*Short task*: Go through the records and extract every line with the word "人教新课标七年级上册".

[Source records]
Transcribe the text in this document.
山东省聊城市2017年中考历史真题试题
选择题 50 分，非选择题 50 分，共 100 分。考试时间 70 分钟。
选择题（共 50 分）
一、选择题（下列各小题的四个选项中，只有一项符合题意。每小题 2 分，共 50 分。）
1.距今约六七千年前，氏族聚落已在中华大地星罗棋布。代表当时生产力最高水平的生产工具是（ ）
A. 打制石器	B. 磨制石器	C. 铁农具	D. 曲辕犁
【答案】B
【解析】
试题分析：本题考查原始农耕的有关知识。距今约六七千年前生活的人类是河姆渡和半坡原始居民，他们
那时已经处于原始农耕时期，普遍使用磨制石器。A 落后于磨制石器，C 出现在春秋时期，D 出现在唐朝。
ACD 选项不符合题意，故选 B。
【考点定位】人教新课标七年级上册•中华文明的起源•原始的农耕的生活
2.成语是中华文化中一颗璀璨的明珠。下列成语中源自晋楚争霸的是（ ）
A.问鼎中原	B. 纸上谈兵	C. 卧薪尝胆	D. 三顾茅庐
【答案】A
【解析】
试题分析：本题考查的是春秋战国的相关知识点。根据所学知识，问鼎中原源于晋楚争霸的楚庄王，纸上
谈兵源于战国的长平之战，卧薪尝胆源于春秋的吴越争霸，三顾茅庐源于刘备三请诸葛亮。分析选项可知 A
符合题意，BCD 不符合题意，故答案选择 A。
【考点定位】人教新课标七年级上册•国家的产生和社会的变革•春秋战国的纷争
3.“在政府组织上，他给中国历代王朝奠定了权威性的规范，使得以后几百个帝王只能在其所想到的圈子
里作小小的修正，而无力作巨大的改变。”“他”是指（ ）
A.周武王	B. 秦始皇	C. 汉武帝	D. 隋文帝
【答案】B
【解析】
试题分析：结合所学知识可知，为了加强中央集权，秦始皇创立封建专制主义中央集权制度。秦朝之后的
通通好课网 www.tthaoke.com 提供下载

*Finished task*:
【考点定位】人教新课标七年级上册•中华文明的起源•原始的农耕的生活
【考点定位】人教新课标七年级上册•国家的产生和社会的变革•春秋战国的纷争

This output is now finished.